Exercise details: Go through the lines below. Copy those with "name".

Task input:
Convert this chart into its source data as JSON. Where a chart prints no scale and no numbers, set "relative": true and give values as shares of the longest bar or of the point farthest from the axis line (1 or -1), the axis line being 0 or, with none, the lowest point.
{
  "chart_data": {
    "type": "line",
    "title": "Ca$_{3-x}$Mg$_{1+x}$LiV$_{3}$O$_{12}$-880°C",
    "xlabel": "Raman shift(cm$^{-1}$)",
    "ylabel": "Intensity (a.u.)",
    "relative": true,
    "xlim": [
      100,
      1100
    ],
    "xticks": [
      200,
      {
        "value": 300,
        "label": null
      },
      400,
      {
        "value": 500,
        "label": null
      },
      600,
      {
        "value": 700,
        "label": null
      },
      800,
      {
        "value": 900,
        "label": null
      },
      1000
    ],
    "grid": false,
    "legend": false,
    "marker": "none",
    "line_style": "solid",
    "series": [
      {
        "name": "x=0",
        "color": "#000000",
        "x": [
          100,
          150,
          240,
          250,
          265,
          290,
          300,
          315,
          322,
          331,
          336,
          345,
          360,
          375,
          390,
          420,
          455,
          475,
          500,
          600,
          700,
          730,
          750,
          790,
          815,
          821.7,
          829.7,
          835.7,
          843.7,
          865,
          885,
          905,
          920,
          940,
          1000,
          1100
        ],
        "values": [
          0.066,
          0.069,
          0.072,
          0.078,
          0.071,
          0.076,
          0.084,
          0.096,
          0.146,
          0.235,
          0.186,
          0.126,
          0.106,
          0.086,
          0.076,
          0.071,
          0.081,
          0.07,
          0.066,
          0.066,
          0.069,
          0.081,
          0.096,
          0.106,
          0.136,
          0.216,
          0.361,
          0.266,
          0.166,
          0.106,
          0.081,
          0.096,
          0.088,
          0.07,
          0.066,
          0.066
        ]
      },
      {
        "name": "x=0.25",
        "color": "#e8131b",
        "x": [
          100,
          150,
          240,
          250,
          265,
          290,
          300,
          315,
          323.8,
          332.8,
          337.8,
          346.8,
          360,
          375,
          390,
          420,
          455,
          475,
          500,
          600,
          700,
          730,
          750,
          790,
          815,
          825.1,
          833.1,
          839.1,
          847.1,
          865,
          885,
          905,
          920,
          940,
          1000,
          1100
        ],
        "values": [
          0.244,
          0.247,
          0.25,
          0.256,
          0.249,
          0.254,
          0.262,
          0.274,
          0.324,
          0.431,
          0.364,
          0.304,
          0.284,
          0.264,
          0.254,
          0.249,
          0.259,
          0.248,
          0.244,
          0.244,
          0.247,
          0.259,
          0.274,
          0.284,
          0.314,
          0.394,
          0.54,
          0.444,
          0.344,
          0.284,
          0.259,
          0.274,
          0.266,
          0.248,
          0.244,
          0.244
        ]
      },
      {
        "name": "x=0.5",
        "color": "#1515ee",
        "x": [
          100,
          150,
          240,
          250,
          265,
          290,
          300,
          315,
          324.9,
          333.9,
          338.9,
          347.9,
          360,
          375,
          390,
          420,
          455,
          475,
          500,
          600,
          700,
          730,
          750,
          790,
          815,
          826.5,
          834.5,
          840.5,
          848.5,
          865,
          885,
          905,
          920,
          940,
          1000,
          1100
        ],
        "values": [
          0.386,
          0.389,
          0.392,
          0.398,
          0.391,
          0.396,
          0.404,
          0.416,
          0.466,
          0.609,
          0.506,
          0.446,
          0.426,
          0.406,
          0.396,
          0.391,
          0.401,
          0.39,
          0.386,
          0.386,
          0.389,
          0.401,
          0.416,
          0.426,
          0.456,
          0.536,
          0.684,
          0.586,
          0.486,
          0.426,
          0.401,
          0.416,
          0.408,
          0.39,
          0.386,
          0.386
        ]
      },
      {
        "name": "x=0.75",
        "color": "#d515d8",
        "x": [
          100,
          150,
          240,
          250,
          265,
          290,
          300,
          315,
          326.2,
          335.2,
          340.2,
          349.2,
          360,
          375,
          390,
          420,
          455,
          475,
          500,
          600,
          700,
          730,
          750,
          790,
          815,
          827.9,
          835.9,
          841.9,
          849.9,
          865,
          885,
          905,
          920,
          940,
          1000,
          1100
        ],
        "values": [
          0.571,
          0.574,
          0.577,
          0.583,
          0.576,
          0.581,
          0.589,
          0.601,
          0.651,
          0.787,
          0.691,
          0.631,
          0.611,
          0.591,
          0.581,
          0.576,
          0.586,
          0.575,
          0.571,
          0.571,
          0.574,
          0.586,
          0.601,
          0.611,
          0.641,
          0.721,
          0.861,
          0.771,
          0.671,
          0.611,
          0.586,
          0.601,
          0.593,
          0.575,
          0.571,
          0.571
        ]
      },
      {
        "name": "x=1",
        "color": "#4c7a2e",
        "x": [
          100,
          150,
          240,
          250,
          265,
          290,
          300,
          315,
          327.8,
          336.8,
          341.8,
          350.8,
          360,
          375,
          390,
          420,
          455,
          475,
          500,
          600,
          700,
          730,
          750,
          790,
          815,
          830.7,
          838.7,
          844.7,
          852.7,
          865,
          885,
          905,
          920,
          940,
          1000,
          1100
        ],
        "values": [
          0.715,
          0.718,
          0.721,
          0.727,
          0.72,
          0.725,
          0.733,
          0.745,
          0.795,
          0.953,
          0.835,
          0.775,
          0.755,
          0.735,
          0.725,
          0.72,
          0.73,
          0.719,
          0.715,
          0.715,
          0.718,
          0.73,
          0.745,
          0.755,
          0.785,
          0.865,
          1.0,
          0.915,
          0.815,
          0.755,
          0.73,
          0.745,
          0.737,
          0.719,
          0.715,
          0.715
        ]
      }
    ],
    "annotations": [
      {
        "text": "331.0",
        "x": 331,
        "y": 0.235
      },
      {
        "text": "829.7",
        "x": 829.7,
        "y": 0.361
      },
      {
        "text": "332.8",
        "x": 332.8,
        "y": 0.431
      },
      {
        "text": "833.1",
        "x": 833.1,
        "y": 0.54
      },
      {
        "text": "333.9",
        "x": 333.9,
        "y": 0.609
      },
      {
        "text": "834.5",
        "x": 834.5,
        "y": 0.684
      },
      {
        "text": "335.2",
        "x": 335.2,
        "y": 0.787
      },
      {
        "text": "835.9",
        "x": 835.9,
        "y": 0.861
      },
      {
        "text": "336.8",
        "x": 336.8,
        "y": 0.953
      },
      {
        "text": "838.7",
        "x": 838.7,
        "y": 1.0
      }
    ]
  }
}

Finished answer:
        "name": "x=0",
        "name": "x=0.25",
        "name": "x=0.5",
        "name": "x=0.75",
        "name": "x=1",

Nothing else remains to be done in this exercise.